— Begin Records for this task —

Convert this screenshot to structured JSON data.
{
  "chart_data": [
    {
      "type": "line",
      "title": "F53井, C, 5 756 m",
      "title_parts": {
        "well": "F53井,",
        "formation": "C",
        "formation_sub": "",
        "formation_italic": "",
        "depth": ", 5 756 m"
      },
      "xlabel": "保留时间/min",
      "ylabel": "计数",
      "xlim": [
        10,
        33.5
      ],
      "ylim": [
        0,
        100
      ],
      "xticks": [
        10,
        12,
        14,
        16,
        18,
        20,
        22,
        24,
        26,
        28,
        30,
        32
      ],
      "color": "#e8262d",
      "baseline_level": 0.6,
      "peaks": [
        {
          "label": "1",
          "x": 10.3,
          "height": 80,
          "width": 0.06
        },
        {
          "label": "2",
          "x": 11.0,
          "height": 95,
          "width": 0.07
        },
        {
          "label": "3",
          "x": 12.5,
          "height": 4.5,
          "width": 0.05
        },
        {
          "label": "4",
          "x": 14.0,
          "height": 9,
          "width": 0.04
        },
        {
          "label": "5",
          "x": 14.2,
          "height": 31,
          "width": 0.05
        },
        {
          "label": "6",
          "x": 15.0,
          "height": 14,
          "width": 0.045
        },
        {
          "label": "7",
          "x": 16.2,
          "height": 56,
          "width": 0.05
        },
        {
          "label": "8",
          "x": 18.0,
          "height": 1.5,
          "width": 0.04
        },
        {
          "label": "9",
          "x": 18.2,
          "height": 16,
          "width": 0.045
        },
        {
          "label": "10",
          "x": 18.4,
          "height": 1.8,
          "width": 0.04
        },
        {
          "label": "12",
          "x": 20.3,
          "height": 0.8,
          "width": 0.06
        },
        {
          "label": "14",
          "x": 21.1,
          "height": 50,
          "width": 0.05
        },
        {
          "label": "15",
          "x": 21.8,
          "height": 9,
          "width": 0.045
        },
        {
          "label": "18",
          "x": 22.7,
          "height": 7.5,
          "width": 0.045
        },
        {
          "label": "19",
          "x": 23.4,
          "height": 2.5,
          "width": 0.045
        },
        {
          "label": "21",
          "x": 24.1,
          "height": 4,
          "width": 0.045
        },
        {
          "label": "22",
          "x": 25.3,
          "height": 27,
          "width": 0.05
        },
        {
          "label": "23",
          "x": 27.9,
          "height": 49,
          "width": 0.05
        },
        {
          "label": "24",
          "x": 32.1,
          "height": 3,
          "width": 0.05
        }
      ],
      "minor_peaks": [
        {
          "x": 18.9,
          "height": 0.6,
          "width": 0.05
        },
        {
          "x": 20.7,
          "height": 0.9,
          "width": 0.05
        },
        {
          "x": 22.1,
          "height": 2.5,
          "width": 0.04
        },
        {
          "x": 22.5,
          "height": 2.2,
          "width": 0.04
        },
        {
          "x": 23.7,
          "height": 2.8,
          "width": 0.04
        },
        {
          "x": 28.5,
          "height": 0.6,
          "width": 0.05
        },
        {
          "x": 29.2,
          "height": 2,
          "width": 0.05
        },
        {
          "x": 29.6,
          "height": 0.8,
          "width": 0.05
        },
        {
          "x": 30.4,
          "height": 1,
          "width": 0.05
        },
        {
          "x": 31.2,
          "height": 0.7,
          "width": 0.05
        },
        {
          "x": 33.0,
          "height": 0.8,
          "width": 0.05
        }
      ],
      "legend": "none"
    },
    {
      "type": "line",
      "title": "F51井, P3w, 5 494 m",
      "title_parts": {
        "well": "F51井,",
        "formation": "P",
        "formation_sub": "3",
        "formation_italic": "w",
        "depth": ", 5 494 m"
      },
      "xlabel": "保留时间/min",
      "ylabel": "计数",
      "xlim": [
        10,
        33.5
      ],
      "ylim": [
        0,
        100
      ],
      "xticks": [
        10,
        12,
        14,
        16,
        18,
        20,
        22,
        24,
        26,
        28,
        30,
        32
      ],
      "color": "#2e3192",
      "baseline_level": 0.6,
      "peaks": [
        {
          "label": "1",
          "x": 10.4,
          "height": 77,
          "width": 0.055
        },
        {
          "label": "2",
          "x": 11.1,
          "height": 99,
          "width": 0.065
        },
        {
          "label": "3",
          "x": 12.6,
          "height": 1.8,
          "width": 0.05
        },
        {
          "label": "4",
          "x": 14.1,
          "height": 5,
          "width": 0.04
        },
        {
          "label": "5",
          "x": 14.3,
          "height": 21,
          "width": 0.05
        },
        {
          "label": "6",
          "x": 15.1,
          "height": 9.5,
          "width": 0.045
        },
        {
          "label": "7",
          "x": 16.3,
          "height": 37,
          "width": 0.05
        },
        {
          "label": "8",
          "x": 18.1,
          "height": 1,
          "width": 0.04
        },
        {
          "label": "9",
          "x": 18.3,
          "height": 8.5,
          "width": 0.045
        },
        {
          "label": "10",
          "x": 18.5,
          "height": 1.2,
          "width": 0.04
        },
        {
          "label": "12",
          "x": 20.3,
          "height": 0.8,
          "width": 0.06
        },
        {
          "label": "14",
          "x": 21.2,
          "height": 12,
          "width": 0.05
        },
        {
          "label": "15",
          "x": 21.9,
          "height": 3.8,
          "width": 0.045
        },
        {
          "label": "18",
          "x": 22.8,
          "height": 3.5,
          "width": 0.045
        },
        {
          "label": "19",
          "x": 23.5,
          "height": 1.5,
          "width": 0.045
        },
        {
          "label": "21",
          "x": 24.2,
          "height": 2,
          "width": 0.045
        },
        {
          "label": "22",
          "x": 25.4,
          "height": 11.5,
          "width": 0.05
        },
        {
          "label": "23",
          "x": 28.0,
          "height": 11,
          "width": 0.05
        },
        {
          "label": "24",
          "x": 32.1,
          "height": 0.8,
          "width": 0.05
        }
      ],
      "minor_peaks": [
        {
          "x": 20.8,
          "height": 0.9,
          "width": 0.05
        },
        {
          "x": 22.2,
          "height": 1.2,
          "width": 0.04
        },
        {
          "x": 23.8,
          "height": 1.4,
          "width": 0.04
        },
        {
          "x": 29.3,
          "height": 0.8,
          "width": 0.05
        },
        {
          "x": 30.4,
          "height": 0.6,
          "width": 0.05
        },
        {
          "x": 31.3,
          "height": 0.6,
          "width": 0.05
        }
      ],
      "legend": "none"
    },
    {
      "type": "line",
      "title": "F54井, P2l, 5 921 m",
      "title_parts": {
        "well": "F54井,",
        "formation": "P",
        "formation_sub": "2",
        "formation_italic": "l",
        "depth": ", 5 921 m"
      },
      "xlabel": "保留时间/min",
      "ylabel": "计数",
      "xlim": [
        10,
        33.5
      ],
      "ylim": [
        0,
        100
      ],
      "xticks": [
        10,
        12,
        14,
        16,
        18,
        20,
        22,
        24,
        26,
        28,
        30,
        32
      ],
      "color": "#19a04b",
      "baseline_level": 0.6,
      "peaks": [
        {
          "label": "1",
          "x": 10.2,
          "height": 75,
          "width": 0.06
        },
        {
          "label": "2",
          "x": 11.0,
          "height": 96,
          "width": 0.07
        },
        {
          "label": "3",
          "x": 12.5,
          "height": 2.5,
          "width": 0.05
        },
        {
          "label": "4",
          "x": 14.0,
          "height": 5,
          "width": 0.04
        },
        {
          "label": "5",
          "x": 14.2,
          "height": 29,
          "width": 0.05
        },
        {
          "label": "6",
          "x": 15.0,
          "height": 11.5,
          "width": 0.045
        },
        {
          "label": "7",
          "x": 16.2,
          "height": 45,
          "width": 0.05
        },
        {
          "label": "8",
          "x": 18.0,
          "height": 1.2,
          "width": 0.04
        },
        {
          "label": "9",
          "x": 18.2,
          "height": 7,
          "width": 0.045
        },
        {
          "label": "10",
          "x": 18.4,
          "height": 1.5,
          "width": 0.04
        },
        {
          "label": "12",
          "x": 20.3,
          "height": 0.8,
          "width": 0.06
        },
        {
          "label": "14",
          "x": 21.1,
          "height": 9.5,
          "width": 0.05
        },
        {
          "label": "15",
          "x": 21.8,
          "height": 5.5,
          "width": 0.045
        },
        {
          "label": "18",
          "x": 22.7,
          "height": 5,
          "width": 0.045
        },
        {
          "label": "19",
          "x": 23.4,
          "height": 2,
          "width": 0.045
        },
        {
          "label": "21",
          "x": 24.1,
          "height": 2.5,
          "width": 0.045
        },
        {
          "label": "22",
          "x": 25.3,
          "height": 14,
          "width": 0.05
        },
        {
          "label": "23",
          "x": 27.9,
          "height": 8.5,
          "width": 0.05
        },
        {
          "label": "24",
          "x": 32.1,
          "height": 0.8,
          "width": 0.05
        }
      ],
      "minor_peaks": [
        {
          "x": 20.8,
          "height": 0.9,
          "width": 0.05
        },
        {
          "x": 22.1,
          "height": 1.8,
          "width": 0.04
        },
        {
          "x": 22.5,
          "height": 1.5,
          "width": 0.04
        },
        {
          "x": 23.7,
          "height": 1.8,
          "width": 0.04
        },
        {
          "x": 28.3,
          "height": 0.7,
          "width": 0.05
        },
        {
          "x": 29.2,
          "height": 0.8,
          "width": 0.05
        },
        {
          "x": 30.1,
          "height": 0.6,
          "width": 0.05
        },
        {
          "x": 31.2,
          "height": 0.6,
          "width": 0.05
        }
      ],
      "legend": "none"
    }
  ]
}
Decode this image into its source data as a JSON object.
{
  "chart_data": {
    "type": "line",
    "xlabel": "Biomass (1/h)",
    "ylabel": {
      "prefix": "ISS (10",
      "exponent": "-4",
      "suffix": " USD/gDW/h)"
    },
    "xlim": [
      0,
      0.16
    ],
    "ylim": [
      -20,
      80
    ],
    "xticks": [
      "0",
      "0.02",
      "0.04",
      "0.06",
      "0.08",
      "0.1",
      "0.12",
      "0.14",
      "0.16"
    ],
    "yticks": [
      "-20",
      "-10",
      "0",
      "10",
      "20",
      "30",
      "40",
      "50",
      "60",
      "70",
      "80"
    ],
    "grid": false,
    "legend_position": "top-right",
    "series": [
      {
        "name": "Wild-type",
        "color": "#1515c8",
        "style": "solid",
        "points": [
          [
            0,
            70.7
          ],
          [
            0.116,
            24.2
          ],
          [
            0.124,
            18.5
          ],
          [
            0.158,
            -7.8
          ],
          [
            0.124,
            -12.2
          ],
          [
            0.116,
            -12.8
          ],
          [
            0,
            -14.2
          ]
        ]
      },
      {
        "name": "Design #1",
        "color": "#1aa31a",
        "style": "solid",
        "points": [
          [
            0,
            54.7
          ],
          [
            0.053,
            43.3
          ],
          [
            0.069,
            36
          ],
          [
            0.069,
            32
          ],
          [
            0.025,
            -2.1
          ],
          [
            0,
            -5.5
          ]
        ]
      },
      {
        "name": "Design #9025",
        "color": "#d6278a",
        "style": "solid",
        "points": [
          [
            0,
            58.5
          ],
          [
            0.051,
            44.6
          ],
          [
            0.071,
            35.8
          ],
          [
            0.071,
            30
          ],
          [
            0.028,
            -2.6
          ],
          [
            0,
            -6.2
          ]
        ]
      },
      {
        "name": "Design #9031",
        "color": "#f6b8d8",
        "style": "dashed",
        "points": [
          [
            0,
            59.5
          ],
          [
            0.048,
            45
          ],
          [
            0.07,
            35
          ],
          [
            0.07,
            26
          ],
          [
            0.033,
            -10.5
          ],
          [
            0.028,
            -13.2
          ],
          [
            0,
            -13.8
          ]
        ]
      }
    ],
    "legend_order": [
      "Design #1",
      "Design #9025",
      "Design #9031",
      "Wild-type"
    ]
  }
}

— End Records for this task —

**Written instruction:**
Take every line containing the word "Design" and copy it.

**The output:**
        "name": "Design #1",
        "name": "Design #9025",
        "name": "Design #9031",
      "Design #1",
      "Design #9025",
      "Design #9031",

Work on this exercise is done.